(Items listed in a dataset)
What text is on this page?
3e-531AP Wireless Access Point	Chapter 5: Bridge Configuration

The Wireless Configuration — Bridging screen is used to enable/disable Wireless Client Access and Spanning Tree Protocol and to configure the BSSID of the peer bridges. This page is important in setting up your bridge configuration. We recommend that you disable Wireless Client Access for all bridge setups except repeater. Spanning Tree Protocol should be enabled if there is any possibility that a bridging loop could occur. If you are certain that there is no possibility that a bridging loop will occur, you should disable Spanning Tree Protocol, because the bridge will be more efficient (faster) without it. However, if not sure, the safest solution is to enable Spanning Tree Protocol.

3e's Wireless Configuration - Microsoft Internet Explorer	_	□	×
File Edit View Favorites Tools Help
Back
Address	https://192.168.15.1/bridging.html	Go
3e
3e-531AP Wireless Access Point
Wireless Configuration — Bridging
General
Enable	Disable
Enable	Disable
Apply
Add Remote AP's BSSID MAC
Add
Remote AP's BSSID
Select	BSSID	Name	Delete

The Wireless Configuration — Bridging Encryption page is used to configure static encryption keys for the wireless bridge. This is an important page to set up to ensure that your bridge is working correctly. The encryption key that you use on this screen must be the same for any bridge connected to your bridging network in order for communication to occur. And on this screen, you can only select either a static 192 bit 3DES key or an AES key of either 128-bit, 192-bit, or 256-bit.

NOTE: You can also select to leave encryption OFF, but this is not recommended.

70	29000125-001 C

What you should do. Pull out each line of the entries that contains "Point".

Finished exercise.
3e-531AP Wireless Access Point	Chapter 5: Bridge Configuration
3e-531AP Wireless Access Point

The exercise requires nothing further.